──────── Dataset entries
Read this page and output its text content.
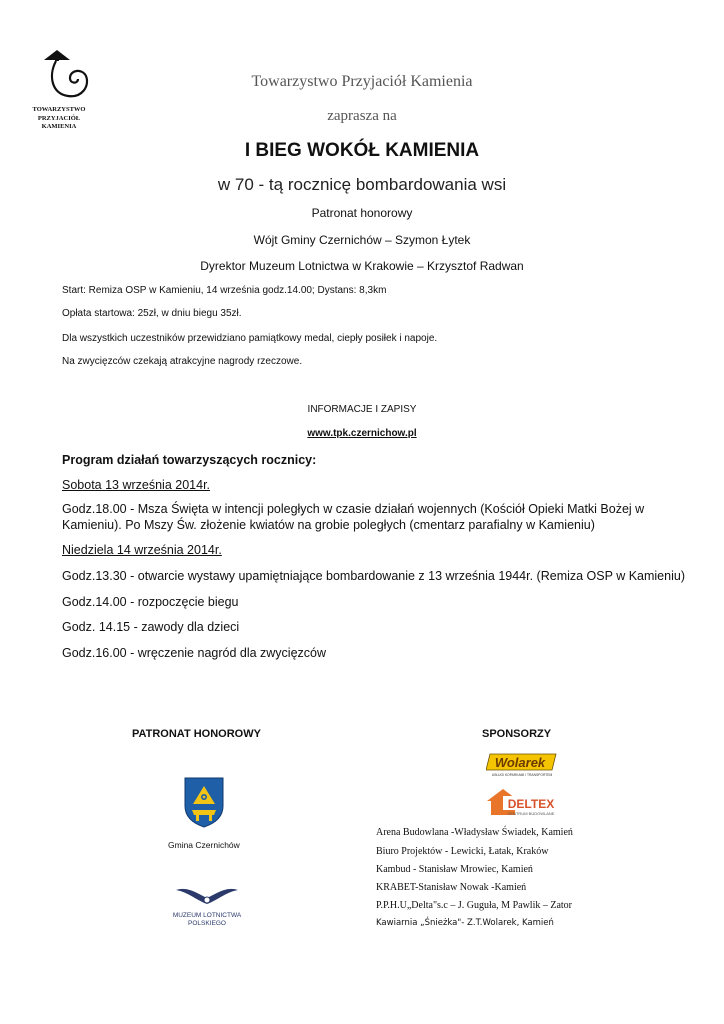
TOWARZYSTWO
PRZYJACIÓŁ
KAMIENIA
Towarzystwo Przyjaciół Kamienia
zaprasza na
I BIEG WOKÓŁ KAMIENIA
w 70 - tą rocznicę bombardowania wsi
Patronat honorowy
Wójt Gminy Czernichów – Szymon Łytek
Dyrektor Muzeum Lotnictwa w Krakowie – Krzysztof Radwan
Start: Remiza OSP w Kamieniu, 14 września godz.14.00; Dystans: 8,3km
Opłata startowa: 25zł, w dniu biegu 35zł.
Dla wszystkich uczestników przewidziano pamiątkowy medal, ciepły posiłek i napoje.
Na zwycięzców czekają atrakcyjne nagrody rzeczowe.
INFORMACJE I ZAPISY
www.tpk.czernichow.pl
Program działań towarzyszących rocznicy:
Sobota 13 września 2014r.
Godz.18.00 - Msza Święta w intencji poległych w czasie działań wojennych (Kościół Opieki Matki Bożej w Kamieniu). Po Mszy Św. złożenie kwiatów na grobie poległych (cmentarz parafialny w Kamieniu)
Niedziela 14 września 2014r.
Godz.13.30 - otwarcie wystawy upamiętniające bombardowanie z 13 września 1944r. (Remiza OSP w Kamieniu)
Godz.14.00 - rozpoczęcie biegu
Godz. 14.15 - zawody dla dzieci
Godz.16.00 - wręczenie nagród dla zwycięzców
PATRONAT HONOROWY	SPONSORZY
Gmina Czernichów
MUZEUM LOTNICTWA
POLSKIEGO
Wolarek
USŁUGI KOPARKAMI I TRANSPORTEM
DELTEX
CENTRUM BUDOWLANE
Arena Budowlana -Władysław Świadek, Kamień
Biuro Projektów - Lewicki, Łatak, Kraków
Kambud - Stanisław Mrowiec, Kamień
KRABET-Stanisław Nowak -Kamień
P.P.H.U„Delta"s.c – J. Guguła, M Pawlik – Zator
Kawiarnia „Śnieżka"- Z.T.Wolarek, Kamień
────────────────
# Written request
Repeat each entry above word for word, leaving every picture out.

# Written reply
Read this page and output its text content.
TOWARZYSTWO
PRZYJACIÓŁ
KAMIENIA
Towarzystwo Przyjaciół Kamienia
zaprasza na
I BIEG WOKÓŁ KAMIENIA
w 70 - tą rocznicę bombardowania wsi
Patronat honorowy
Wójt Gminy Czernichów – Szymon Łytek
Dyrektor Muzeum Lotnictwa w Krakowie – Krzysztof Radwan
Start: Remiza OSP w Kamieniu, 14 września godz.14.00; Dystans: 8,3km
Opłata startowa: 25zł, w dniu biegu 35zł.
Dla wszystkich uczestników przewidziano pamiątkowy medal, ciepły posiłek i napoje.
Na zwycięzców czekają atrakcyjne nagrody rzeczowe.
INFORMACJE I ZAPISY
www.tpk.czernichow.pl
Program działań towarzyszących rocznicy:
Sobota 13 września 2014r.
Godz.18.00 - Msza Święta w intencji poległych w czasie działań wojennych (Kościół Opieki Matki Bożej w Kamieniu). Po Mszy Św. złożenie kwiatów na grobie poległych (cmentarz parafialny w Kamieniu)
Niedziela 14 września 2014r.
Godz.13.30 - otwarcie wystawy upamiętniające bombardowanie z 13 września 1944r. (Remiza OSP w Kamieniu)
Godz.14.00 - rozpoczęcie biegu
Godz. 14.15 - zawody dla dzieci
Godz.16.00 - wręczenie nagród dla zwycięzców
PATRONAT HONOROWY	SPONSORZY
Gmina Czernichów
MUZEUM LOTNICTWA
POLSKIEGO
Wolarek
USŁUGI KOPARKAMI I TRANSPORTEM
DELTEX
CENTRUM BUDOWLANE
Arena Budowlana -Władysław Świadek, Kamień
Biuro Projektów - Lewicki, Łatak, Kraków
Kambud - Stanisław Mrowiec, Kamień
KRABET-Stanisław Nowak -Kamień
P.P.H.U„Delta"s.c – J. Guguła, M Pawlik – Zator
Kawiarnia „Śnieżka"- Z.T.Wolarek, Kamień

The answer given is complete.